Copy every line of the data in which the word "JSON" occurs.
* Start *
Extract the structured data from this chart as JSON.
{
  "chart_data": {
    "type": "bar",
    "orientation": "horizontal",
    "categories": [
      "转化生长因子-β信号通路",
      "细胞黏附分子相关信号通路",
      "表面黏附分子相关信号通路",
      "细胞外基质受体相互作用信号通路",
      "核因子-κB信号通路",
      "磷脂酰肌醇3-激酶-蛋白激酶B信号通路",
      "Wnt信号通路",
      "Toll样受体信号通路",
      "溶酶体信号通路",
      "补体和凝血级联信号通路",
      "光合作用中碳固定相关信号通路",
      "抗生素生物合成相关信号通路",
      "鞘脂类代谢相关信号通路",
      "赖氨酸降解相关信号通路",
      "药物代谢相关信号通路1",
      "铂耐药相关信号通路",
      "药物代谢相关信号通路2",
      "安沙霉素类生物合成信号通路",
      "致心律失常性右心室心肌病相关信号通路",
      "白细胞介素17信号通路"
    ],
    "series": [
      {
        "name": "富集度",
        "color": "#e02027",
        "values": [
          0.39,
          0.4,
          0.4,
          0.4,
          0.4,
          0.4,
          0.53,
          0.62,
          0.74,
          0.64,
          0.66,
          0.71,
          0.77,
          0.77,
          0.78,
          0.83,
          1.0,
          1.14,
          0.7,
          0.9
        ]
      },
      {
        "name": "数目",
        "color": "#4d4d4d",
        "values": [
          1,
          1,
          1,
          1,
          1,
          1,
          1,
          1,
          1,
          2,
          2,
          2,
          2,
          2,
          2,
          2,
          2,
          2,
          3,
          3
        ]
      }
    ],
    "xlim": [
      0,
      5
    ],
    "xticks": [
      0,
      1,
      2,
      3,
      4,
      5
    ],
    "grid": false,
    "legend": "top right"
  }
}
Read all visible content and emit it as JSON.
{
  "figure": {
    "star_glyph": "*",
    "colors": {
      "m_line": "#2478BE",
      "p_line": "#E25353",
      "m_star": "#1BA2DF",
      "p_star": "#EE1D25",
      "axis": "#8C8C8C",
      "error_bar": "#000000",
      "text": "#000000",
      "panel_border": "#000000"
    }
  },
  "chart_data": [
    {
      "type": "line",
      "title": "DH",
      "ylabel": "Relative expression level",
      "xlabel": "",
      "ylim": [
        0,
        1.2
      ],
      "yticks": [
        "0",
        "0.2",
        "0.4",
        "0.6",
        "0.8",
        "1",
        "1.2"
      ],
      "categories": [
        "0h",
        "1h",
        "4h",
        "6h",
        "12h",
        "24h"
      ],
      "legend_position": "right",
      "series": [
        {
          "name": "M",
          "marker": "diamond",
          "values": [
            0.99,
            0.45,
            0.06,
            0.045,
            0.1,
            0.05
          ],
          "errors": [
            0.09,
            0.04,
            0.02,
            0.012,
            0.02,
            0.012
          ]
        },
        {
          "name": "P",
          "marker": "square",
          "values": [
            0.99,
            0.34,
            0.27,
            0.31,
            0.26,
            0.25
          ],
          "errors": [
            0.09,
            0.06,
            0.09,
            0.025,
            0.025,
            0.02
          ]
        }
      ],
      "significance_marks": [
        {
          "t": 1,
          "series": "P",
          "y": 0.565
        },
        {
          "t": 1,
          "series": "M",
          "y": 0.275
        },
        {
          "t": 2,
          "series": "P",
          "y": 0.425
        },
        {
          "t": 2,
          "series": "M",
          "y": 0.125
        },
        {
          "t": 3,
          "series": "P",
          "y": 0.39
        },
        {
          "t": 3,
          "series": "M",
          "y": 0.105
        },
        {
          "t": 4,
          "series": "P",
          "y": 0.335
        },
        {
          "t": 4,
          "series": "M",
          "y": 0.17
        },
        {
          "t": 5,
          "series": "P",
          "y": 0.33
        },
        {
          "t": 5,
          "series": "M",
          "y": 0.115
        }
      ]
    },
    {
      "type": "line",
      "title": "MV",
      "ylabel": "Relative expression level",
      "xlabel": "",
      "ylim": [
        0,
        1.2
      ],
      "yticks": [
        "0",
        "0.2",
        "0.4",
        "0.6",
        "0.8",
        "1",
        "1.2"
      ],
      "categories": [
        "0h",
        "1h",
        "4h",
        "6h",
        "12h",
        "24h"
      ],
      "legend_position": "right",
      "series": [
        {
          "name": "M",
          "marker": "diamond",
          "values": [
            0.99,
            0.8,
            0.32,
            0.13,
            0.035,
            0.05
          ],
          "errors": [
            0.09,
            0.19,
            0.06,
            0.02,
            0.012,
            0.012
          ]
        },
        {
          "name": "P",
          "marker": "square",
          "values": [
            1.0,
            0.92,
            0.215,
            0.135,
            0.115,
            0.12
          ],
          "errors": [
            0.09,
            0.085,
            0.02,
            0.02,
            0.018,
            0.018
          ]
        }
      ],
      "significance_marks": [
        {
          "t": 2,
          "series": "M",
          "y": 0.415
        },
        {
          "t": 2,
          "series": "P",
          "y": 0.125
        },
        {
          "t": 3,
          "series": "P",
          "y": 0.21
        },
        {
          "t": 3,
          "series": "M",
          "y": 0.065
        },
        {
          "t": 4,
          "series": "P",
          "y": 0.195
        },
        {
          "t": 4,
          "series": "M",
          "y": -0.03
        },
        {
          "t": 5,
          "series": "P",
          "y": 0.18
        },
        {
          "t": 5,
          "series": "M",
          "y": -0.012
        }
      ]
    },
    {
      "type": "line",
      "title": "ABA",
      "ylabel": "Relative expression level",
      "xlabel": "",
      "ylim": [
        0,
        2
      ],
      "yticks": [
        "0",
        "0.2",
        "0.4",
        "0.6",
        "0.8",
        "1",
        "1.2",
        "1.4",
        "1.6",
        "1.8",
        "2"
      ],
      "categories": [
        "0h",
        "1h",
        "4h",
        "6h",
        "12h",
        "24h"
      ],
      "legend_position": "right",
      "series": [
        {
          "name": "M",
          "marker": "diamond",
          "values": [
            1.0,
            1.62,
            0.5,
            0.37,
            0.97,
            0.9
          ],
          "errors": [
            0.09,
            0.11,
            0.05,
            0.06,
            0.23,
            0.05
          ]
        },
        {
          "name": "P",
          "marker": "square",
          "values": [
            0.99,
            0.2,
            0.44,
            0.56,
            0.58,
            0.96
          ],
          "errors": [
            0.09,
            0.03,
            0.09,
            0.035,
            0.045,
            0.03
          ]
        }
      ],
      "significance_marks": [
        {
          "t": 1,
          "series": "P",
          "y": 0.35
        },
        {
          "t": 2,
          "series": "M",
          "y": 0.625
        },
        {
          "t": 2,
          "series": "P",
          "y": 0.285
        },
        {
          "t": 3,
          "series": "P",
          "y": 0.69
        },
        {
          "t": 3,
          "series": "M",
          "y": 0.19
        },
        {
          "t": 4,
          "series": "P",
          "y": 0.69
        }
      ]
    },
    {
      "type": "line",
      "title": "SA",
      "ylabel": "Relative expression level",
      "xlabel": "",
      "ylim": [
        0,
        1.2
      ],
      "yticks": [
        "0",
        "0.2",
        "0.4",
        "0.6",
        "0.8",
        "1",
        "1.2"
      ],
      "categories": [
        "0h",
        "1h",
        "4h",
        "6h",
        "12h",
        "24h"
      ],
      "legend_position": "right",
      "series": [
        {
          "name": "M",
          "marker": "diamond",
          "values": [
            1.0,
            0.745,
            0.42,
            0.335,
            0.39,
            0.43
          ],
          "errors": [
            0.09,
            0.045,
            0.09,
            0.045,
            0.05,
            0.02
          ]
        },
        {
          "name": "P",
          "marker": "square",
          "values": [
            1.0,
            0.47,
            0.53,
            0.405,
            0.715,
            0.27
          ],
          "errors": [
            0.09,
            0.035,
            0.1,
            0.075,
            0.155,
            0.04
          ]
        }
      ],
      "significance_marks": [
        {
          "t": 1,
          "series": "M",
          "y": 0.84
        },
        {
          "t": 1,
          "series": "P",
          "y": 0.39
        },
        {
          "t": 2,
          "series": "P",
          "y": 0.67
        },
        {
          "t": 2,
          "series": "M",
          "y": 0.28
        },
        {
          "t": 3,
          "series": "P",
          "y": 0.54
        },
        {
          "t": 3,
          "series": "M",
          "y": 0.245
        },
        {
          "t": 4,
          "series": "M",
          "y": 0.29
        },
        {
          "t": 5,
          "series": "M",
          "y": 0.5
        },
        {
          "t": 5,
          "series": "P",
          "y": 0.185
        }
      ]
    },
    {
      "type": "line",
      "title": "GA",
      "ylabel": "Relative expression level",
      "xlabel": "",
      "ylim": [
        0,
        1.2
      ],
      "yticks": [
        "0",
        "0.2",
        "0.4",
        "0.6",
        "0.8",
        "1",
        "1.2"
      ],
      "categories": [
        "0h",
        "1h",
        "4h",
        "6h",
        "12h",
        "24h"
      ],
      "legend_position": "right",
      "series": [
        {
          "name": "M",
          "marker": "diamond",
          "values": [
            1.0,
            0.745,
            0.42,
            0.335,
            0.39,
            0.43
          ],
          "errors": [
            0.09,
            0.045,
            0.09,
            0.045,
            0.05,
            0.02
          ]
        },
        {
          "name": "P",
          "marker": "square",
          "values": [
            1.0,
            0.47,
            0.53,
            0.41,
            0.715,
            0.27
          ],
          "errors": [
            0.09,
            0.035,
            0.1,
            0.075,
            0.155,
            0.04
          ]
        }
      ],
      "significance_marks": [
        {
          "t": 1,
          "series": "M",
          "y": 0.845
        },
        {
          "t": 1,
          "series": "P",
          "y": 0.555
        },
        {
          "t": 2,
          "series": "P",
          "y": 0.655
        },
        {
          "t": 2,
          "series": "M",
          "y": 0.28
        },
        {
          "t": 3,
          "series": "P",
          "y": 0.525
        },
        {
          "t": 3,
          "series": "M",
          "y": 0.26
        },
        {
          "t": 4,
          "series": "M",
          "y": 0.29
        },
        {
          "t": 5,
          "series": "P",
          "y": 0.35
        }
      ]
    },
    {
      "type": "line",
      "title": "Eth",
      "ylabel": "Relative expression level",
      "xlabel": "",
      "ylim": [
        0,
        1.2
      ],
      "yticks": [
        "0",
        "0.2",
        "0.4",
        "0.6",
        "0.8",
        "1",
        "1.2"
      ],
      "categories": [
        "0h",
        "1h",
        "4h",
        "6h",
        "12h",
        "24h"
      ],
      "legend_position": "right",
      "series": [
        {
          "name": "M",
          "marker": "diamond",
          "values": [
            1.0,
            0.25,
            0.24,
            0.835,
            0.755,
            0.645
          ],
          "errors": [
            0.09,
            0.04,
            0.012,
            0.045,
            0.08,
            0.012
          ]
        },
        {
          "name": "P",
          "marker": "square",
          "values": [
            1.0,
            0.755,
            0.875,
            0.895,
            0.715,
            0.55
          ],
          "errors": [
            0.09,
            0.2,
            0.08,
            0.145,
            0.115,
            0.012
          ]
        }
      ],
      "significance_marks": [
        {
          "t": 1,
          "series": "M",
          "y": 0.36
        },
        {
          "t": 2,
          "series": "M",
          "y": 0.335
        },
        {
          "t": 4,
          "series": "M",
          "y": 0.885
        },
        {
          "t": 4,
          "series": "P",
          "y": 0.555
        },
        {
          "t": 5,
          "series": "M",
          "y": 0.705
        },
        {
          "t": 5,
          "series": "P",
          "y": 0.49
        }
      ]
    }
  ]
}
* End *
• [Solution to the exercise]
Extract the structured data from this chart as JSON.
Read all visible content and emit it as JSON.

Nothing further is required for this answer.